(Excerpt from a dataset)
-- -- --

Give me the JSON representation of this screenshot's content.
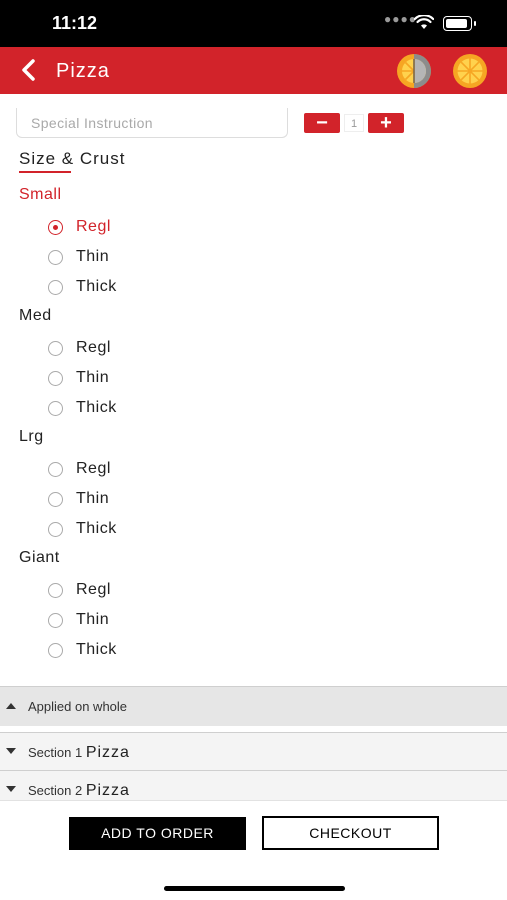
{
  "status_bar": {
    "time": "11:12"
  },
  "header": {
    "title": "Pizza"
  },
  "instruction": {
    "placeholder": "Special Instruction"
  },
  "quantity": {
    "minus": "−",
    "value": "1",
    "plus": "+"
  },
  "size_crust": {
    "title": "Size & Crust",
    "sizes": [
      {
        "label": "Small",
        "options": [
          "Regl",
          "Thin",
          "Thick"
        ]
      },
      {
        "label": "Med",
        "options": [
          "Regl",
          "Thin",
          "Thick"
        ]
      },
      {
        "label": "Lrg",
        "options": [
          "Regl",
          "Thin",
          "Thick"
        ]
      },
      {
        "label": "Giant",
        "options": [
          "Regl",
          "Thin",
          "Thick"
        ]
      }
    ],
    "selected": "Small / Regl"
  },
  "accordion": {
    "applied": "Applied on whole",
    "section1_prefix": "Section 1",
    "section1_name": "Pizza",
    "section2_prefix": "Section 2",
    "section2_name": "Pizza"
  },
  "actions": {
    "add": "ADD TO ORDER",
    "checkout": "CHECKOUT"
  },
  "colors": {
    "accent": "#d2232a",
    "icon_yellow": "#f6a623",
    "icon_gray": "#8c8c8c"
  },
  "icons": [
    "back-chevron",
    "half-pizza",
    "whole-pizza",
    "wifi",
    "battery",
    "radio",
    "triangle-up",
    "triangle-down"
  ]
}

-- -- --

- _Goal_:
Pictures stay out of the copy; please restate every record above exactly.

- _Problem solution_:
Give me the JSON representation of this screenshot's content.
{
  "status_bar": {
    "time": "11:12"
  },
  "header": {
    "title": "Pizza"
  },
  "instruction": {
    "placeholder": "Special Instruction"
  },
  "quantity": {
    "minus": "−",
    "value": "1",
    "plus": "+"
  },
  "size_crust": {
    "title": "Size & Crust",
    "sizes": [
      {
        "label": "Small",
        "options": [
          "Regl",
          "Thin",
          "Thick"
        ]
      },
      {
        "label": "Med",
        "options": [
          "Regl",
          "Thin",
          "Thick"
        ]
      },
      {
        "label": "Lrg",
        "options": [
          "Regl",
          "Thin",
          "Thick"
        ]
      },
      {
        "label": "Giant",
        "options": [
          "Regl",
          "Thin",
          "Thick"
        ]
      }
    ],
    "selected": "Small / Regl"
  },
  "accordion": {
    "applied": "Applied on whole",
    "section1_prefix": "Section 1",
    "section1_name": "Pizza",
    "section2_prefix": "Section 2",
    "section2_name": "Pizza"
  },
  "actions": {
    "add": "ADD TO ORDER",
    "checkout": "CHECKOUT"
  },
  "colors": {
    "accent": "#d2232a",
    "icon_yellow": "#f6a623",
    "icon_gray": "#8c8c8c"
  },
  "icons": [
    "back-chevron",
    "half-pizza",
    "whole-pizza",
    "wifi",
    "battery",
    "radio",
    "triangle-up",
    "triangle-down"
  ]
}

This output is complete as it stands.